Record set
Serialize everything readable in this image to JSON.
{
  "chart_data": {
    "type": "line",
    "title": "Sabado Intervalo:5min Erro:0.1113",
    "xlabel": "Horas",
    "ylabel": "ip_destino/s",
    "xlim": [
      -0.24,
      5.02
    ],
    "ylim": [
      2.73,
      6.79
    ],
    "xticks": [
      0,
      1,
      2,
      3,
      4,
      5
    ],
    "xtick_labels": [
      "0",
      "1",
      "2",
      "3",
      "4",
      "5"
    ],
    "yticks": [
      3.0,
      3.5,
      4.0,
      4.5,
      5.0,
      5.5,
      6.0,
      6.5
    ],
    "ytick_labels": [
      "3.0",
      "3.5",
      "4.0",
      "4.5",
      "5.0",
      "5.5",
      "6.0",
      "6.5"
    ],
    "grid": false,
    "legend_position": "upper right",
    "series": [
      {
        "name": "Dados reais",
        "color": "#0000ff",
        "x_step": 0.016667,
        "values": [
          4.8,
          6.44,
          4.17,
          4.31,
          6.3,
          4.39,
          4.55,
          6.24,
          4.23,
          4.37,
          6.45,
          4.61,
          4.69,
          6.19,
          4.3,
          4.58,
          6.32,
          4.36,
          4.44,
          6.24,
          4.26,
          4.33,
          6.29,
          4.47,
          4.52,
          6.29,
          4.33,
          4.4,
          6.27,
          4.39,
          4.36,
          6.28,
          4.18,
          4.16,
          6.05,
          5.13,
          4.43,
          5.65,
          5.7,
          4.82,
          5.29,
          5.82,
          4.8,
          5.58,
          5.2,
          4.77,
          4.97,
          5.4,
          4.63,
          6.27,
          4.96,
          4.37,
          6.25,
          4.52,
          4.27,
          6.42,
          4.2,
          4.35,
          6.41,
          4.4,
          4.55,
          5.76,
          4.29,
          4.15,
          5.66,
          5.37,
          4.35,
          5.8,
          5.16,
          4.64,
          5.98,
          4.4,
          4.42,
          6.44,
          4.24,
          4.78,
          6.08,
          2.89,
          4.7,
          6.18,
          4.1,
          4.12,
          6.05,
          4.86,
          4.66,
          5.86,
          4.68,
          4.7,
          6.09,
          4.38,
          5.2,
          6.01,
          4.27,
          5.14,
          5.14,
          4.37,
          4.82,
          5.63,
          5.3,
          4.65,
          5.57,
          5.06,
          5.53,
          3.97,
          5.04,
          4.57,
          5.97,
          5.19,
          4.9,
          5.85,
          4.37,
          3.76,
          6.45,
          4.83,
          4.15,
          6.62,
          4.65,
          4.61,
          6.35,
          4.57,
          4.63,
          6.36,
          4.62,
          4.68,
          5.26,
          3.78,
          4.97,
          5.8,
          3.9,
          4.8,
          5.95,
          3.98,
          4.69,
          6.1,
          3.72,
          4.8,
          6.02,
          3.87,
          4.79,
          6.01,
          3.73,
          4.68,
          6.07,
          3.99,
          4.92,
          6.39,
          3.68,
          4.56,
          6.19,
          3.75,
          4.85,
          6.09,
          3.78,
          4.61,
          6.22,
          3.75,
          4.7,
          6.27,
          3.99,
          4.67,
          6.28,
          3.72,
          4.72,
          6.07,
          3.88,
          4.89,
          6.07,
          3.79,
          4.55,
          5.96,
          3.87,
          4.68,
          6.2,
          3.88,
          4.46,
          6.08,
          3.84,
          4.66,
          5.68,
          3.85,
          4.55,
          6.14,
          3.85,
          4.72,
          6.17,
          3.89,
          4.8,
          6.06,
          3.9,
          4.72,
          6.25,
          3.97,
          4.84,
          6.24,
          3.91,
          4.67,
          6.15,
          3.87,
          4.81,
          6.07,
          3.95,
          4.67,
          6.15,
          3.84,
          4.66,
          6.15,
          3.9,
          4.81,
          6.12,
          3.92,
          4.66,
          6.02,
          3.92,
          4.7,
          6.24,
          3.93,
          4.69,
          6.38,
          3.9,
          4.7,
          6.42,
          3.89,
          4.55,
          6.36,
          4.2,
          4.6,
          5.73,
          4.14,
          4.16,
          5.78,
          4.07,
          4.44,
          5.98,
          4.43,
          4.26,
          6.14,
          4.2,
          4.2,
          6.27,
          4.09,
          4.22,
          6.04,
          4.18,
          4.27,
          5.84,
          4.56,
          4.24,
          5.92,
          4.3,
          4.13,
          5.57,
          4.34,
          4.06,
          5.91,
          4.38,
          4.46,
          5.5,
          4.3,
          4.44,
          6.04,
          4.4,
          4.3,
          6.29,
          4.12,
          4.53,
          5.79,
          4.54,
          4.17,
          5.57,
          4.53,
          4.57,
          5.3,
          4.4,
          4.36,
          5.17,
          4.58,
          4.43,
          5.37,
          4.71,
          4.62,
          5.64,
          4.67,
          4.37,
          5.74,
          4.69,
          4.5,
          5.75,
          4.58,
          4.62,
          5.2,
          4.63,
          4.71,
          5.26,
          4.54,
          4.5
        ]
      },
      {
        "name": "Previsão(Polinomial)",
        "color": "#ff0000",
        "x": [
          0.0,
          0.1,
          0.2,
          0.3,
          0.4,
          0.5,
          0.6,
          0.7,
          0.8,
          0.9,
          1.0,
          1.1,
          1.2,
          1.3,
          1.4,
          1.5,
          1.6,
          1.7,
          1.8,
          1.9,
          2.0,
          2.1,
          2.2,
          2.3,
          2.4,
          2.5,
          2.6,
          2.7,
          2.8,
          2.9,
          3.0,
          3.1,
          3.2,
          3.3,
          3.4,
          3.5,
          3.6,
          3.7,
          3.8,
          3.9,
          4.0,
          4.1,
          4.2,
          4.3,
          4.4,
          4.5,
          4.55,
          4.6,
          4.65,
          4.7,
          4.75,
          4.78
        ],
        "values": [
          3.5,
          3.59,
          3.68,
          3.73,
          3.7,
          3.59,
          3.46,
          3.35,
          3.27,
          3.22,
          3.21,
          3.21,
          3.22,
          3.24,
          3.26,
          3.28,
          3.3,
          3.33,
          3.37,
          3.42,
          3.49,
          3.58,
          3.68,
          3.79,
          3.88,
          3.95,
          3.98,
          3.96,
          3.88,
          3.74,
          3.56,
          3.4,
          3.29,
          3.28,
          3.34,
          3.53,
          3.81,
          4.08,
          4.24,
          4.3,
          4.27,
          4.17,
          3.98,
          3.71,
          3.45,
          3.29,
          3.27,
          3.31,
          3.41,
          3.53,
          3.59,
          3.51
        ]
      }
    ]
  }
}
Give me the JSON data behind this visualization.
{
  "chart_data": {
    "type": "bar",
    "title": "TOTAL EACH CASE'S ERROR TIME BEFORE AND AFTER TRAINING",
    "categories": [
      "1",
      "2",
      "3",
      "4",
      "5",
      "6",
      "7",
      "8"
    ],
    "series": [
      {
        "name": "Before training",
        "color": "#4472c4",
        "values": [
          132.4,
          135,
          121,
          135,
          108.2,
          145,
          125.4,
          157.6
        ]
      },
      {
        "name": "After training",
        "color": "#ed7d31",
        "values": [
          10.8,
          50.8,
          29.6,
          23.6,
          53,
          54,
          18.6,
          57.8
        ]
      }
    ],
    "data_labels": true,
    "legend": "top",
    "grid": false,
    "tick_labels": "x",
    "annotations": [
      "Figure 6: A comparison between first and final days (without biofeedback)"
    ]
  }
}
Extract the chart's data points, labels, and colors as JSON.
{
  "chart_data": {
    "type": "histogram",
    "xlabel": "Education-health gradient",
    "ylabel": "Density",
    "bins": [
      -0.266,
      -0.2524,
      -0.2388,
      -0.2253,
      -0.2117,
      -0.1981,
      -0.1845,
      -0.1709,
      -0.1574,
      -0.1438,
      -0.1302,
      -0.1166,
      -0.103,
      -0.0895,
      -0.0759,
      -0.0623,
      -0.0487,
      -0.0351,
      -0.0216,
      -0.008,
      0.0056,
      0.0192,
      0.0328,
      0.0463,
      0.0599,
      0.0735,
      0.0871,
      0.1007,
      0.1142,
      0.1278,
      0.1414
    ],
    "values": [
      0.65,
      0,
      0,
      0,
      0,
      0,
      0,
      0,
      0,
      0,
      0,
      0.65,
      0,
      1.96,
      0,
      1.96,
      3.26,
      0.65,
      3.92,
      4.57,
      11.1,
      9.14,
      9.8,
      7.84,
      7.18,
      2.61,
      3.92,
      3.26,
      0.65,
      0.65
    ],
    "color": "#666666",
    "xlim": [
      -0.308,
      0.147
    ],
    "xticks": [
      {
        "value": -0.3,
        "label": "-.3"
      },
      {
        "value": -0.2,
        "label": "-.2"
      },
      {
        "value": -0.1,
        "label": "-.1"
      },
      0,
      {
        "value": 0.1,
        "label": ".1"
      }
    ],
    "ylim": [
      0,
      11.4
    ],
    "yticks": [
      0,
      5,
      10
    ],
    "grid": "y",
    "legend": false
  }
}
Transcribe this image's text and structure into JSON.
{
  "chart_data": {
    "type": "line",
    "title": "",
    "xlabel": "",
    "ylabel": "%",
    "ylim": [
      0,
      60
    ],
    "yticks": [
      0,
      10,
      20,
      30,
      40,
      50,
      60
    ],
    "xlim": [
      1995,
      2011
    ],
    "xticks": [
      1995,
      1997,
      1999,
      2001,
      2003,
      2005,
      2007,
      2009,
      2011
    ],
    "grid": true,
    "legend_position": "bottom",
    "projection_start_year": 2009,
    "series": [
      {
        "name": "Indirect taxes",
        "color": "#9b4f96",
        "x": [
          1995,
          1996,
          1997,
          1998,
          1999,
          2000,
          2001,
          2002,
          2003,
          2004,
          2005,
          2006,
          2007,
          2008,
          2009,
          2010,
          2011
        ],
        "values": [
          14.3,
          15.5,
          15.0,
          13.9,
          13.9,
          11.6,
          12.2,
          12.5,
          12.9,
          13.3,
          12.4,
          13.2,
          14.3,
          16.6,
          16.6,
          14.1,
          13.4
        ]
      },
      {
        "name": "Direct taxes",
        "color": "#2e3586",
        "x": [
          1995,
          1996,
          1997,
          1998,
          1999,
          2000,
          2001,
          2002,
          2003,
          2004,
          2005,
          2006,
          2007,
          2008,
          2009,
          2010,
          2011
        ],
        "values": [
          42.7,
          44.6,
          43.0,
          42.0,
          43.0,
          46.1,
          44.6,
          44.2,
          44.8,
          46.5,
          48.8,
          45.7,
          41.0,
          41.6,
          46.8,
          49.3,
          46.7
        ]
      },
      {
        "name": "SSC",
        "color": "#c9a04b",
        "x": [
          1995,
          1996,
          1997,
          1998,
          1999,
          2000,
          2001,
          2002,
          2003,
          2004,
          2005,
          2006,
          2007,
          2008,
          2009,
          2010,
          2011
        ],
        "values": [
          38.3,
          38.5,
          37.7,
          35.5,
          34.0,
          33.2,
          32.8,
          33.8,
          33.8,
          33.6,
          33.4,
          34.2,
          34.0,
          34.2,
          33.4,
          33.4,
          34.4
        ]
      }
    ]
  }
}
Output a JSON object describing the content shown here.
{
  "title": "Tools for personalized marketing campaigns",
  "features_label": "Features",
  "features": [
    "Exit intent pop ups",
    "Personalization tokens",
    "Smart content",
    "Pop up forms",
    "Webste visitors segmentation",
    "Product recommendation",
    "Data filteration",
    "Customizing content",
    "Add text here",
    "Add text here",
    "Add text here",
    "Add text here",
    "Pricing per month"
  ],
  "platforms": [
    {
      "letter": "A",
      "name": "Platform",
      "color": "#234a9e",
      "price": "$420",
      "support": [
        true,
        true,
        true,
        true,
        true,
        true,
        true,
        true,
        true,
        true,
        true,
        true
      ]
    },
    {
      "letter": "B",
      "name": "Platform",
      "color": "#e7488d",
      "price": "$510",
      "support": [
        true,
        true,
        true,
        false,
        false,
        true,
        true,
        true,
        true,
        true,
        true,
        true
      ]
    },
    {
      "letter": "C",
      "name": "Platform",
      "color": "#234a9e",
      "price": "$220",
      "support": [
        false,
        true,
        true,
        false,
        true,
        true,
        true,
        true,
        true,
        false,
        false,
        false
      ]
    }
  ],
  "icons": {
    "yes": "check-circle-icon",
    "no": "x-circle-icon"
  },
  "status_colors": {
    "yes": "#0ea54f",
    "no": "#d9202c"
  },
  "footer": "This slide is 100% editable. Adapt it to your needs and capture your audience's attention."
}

Aim of the task
Determine how many lines of the data contain "name" and give nothing but that number.

Result
10